Your instructions: From the entries below, copy every line that holds the word "Prévisualisation".

Stored data entries:
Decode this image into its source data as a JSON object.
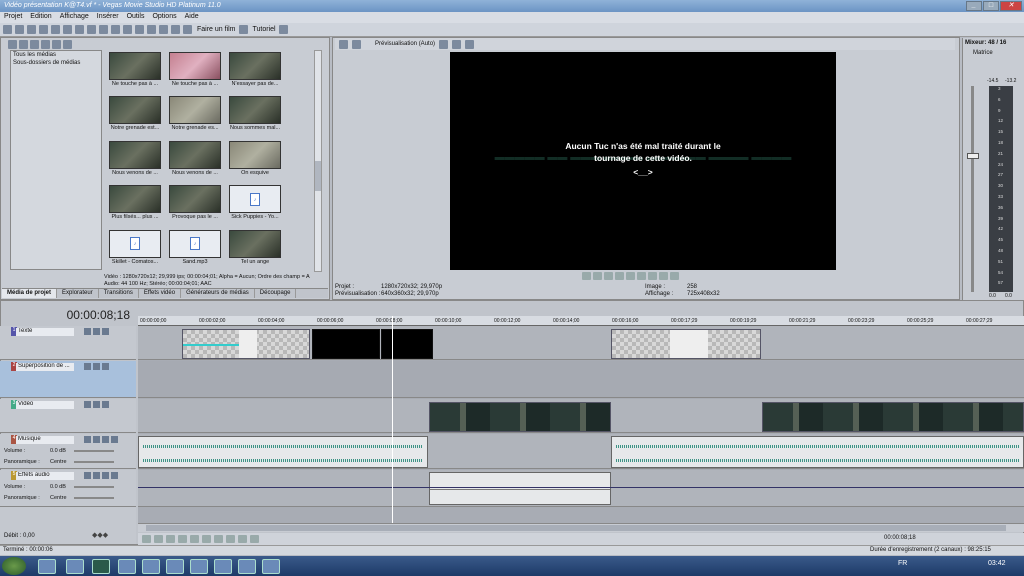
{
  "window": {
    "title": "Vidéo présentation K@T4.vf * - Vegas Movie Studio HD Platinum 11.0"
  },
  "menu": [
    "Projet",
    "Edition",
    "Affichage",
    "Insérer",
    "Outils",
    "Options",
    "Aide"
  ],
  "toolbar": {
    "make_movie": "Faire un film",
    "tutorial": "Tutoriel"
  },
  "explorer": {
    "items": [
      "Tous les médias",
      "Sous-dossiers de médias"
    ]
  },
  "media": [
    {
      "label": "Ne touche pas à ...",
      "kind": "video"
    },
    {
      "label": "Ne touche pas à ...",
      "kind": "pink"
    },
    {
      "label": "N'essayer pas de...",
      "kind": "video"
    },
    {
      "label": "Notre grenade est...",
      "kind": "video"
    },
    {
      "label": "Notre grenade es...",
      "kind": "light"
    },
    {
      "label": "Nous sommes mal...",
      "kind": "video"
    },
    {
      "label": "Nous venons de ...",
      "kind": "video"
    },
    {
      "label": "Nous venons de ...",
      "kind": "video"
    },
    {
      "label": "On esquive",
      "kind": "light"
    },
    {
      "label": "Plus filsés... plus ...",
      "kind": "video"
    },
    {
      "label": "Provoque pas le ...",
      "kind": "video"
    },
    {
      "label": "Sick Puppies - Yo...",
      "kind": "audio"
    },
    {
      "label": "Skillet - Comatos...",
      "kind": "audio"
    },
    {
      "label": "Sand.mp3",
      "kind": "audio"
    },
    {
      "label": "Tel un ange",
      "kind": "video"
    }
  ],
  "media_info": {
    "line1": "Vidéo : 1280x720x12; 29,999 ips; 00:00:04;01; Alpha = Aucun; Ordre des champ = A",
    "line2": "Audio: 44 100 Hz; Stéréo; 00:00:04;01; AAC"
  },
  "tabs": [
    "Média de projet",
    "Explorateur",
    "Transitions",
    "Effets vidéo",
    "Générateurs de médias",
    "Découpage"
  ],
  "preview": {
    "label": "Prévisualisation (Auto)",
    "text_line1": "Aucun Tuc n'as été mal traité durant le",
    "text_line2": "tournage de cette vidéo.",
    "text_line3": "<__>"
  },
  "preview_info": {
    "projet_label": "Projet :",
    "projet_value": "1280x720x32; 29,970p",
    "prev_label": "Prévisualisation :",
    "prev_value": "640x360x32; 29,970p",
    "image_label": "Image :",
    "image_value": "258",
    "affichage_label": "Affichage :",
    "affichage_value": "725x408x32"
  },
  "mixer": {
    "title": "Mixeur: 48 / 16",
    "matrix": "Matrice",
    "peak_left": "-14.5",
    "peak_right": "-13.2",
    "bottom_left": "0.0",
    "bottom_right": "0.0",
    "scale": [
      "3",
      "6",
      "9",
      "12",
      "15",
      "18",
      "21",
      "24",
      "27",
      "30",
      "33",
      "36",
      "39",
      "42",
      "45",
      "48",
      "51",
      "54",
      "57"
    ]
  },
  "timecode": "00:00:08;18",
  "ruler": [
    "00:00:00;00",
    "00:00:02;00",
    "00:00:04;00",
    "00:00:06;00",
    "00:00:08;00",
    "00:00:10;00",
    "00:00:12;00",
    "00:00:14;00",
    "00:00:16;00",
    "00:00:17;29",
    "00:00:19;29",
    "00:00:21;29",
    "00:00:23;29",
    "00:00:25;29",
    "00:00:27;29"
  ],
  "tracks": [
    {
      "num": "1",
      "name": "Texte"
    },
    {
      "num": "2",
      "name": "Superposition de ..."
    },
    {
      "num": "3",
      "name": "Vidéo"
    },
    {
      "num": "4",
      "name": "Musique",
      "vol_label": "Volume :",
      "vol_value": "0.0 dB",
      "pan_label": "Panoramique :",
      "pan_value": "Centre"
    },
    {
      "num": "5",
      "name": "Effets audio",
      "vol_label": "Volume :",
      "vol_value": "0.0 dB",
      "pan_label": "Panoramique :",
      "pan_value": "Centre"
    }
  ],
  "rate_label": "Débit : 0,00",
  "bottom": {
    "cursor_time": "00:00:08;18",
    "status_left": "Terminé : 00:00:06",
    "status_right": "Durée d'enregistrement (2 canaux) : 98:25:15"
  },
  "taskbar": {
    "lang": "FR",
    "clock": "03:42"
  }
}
* * *
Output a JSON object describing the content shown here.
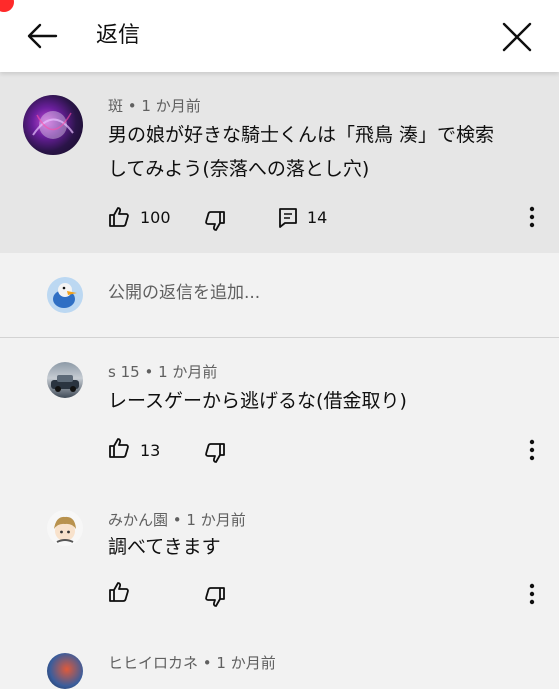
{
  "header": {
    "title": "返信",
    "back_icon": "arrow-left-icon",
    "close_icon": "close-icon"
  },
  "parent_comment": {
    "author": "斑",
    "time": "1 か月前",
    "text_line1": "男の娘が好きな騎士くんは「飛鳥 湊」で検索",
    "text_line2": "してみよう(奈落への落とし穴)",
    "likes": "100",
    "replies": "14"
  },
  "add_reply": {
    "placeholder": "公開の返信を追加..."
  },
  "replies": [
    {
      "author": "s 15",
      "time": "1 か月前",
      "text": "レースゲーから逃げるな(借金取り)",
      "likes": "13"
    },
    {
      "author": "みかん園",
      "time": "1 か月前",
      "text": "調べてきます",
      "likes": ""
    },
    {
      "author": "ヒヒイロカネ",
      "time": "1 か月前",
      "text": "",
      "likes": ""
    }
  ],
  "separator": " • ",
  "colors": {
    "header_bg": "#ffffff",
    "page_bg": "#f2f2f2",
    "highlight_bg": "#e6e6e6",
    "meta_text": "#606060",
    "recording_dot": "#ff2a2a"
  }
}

Response to the task:
    "label": "Prévisualisation (Auto)",
    "prev_label": "Prévisualisation :",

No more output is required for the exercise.